SHORT PROBLEM:
Could you print all the entries exactly?

PROVIDED DATA:
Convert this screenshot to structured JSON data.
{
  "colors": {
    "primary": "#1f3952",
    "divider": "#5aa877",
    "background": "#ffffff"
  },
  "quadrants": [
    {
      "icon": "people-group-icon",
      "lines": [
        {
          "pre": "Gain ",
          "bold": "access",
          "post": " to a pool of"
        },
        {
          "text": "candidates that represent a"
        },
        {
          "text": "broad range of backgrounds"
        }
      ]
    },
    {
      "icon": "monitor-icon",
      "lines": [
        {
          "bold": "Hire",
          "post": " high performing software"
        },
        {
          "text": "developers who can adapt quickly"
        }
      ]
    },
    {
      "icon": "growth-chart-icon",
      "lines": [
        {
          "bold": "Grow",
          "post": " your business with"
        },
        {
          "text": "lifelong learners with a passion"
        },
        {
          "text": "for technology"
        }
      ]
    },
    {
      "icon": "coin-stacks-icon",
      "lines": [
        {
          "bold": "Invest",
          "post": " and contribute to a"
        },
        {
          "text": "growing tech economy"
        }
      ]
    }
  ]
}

OUTPUT FOR THIS EXERCISE:
Convert this screenshot to structured JSON data.
{
  "colors": {
    "primary": "#1f3952",
    "divider": "#5aa877",
    "background": "#ffffff"
  },
  "quadrants": [
    {
      "icon": "people-group-icon",
      "lines": [
        {
          "pre": "Gain ",
          "bold": "access",
          "post": " to a pool of"
        },
        {
          "text": "candidates that represent a"
        },
        {
          "text": "broad range of backgrounds"
        }
      ]
    },
    {
      "icon": "monitor-icon",
      "lines": [
        {
          "bold": "Hire",
          "post": " high performing software"
        },
        {
          "text": "developers who can adapt quickly"
        }
      ]
    },
    {
      "icon": "growth-chart-icon",
      "lines": [
        {
          "bold": "Grow",
          "post": " your business with"
        },
        {
          "text": "lifelong learners with a passion"
        },
        {
          "text": "for technology"
        }
      ]
    },
    {
      "icon": "coin-stacks-icon",
      "lines": [
        {
          "bold": "Invest",
          "post": " and contribute to a"
        },
        {
          "text": "growing tech economy"
        }
      ]
    }
  ]
}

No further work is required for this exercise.